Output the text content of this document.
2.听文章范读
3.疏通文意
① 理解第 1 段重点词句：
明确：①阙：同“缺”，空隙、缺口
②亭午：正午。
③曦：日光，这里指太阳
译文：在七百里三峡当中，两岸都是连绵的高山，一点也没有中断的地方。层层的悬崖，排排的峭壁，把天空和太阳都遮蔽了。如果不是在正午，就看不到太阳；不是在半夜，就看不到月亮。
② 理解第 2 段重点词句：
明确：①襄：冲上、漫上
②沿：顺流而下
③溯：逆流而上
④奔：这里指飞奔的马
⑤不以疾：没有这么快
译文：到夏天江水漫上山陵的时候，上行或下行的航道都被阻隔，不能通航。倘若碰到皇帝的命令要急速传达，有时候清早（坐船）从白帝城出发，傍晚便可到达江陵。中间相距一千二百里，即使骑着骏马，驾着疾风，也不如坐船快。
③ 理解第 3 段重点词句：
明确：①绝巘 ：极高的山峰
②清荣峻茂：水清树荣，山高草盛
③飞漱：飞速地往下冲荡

Task goal: Extract each line of the listing above, copying it word for word.

Reply:
Output the text content of this document.
2.听文章范读
3.疏通文意
① 理解第 1 段重点词句：
明确：①阙：同“缺”，空隙、缺口
②亭午：正午。
③曦：日光，这里指太阳
译文：在七百里三峡当中，两岸都是连绵的高山，一点也没有中断的地方。层层的悬崖，排排的峭壁，把天空和太阳都遮蔽了。如果不是在正午，就看不到太阳；不是在半夜，就看不到月亮。
② 理解第 2 段重点词句：
明确：①襄：冲上、漫上
②沿：顺流而下
③溯：逆流而上
④奔：这里指飞奔的马
⑤不以疾：没有这么快
译文：到夏天江水漫上山陵的时候，上行或下行的航道都被阻隔，不能通航。倘若碰到皇帝的命令要急速传达，有时候清早（坐船）从白帝城出发，傍晚便可到达江陵。中间相距一千二百里，即使骑着骏马，驾着疾风，也不如坐船快。
③ 理解第 3 段重点词句：
明确：①绝巘 ：极高的山峰
②清荣峻茂：水清树荣，山高草盛
③飞漱：飞速地往下冲荡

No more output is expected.